REQUIRED TASK ▸
Render the material from its first line up to and including the line with "svg-text:Füs: Füs: [403, 333, 418, 344]" as a Markdown table with two columns, Row and Line. Give each line's number and text, and omit blank lines.

[INPUT RECORDS start]

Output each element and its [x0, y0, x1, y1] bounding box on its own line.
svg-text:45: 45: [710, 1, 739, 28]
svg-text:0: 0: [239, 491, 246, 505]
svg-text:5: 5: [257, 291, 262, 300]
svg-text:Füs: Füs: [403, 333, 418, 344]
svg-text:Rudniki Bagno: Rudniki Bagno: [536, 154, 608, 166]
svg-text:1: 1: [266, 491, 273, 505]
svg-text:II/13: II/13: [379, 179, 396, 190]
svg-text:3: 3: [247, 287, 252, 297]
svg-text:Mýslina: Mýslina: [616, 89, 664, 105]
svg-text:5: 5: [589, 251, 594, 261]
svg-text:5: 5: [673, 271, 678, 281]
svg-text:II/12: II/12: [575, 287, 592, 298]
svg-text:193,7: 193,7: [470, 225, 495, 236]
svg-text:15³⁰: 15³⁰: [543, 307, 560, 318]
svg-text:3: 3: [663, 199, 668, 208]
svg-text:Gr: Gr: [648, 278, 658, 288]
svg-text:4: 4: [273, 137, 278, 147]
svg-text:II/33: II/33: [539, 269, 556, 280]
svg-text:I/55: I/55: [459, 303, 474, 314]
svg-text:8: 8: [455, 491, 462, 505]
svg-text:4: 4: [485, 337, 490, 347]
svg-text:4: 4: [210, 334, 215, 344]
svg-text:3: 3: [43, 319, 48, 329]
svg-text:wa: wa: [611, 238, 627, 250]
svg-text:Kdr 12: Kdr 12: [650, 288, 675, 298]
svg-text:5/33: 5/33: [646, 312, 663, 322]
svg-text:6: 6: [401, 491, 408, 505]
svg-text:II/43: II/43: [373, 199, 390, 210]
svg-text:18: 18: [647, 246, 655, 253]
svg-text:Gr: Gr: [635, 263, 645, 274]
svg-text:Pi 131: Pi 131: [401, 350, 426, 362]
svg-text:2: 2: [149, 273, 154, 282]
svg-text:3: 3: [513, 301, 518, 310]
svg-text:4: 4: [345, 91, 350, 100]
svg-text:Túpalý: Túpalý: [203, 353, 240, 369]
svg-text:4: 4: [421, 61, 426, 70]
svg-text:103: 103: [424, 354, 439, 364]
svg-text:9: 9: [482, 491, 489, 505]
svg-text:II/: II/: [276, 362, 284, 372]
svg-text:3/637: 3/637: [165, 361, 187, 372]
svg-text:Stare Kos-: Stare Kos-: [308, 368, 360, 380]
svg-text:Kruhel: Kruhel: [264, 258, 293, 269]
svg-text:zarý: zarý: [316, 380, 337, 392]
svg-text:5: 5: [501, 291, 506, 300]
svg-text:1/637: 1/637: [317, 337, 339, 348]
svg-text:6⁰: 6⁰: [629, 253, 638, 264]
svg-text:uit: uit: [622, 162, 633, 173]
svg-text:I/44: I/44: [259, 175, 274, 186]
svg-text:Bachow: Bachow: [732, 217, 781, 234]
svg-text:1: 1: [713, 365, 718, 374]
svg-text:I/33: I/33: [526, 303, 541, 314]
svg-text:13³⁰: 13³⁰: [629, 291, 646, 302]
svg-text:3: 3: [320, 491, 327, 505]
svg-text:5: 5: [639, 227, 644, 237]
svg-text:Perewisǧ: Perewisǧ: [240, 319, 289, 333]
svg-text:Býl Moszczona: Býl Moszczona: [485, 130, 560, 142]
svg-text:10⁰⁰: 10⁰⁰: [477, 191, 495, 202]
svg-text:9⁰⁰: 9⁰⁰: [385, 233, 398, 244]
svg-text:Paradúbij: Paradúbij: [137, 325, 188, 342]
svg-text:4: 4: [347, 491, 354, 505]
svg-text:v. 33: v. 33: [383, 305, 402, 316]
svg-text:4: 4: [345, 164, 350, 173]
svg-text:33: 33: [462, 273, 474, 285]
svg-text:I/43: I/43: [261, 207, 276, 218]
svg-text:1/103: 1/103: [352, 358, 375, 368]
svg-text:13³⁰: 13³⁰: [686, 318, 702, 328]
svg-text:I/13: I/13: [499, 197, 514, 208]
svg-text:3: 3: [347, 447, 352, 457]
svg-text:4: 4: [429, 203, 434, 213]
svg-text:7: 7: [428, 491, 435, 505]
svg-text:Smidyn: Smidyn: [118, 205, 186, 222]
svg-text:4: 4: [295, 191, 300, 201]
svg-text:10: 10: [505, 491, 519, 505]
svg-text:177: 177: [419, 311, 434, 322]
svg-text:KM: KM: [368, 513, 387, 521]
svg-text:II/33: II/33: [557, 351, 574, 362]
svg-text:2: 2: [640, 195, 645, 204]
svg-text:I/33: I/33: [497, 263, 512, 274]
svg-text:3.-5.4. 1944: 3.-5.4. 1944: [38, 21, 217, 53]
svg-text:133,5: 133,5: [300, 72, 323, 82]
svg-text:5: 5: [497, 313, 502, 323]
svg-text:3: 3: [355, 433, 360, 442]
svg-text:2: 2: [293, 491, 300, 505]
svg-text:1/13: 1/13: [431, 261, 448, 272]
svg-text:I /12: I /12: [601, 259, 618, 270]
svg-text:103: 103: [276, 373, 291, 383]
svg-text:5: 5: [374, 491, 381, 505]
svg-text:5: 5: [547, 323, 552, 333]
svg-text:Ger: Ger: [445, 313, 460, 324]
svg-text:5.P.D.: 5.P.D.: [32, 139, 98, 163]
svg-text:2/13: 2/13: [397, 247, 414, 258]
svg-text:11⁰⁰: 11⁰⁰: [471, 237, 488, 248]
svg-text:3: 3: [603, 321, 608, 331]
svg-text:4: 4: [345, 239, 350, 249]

[INPUT RECORDS end]

WORKED SOLUTION ▸
| Row | Line |
|---|---|
| 1 | Output each element and its [x0, y0, x1, y1] bounding box on its own line. |
| 2 | svg-text:45: 45: [710, 1, 739, 28] |
| 3 | svg-text:0: 0: [239, 491, 246, 505] |
| 4 | svg-text:5: 5: [257, 291, 262, 300] |
| 5 | svg-text:Füs: Füs: [403, 333, 418, 344] |